* Start *
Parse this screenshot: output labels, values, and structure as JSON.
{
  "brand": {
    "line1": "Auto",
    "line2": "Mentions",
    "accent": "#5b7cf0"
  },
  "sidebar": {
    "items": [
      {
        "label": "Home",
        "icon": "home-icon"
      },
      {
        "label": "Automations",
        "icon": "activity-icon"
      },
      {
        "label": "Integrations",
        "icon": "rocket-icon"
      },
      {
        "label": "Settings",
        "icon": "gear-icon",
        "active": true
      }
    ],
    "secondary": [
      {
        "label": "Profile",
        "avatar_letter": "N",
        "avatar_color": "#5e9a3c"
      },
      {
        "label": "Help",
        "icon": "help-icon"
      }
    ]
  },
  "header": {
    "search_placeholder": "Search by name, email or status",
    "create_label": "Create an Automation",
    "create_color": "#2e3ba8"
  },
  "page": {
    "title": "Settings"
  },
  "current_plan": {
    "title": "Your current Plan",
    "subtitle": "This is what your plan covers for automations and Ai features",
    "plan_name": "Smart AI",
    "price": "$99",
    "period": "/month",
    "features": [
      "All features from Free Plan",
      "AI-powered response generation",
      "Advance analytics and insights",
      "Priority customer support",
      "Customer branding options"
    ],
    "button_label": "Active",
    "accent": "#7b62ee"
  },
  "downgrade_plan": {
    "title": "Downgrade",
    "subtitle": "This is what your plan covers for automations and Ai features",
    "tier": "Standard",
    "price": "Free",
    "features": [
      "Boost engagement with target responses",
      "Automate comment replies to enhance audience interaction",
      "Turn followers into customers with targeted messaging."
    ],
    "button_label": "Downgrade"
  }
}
* End *
Do this —
Set every line of the listing down word for word.

Full output —
Parse this screenshot: output labels, values, and structure as JSON.
{
  "brand": {
    "line1": "Auto",
    "line2": "Mentions",
    "accent": "#5b7cf0"
  },
  "sidebar": {
    "items": [
      {
        "label": "Home",
        "icon": "home-icon"
      },
      {
        "label": "Automations",
        "icon": "activity-icon"
      },
      {
        "label": "Integrations",
        "icon": "rocket-icon"
      },
      {
        "label": "Settings",
        "icon": "gear-icon",
        "active": true
      }
    ],
    "secondary": [
      {
        "label": "Profile",
        "avatar_letter": "N",
        "avatar_color": "#5e9a3c"
      },
      {
        "label": "Help",
        "icon": "help-icon"
      }
    ]
  },
  "header": {
    "search_placeholder": "Search by name, email or status",
    "create_label": "Create an Automation",
    "create_color": "#2e3ba8"
  },
  "page": {
    "title": "Settings"
  },
  "current_plan": {
    "title": "Your current Plan",
    "subtitle": "This is what your plan covers for automations and Ai features",
    "plan_name": "Smart AI",
    "price": "$99",
    "period": "/month",
    "features": [
      "All features from Free Plan",
      "AI-powered response generation",
      "Advance analytics and insights",
      "Priority customer support",
      "Customer branding options"
    ],
    "button_label": "Active",
    "accent": "#7b62ee"
  },
  "downgrade_plan": {
    "title": "Downgrade",
    "subtitle": "This is what your plan covers for automations and Ai features",
    "tier": "Standard",
    "price": "Free",
    "features": [
      "Boost engagement with target responses",
      "Automate comment replies to enhance audience interaction",
      "Turn followers into customers with targeted messaging."
    ],
    "button_label": "Downgrade"
  }
}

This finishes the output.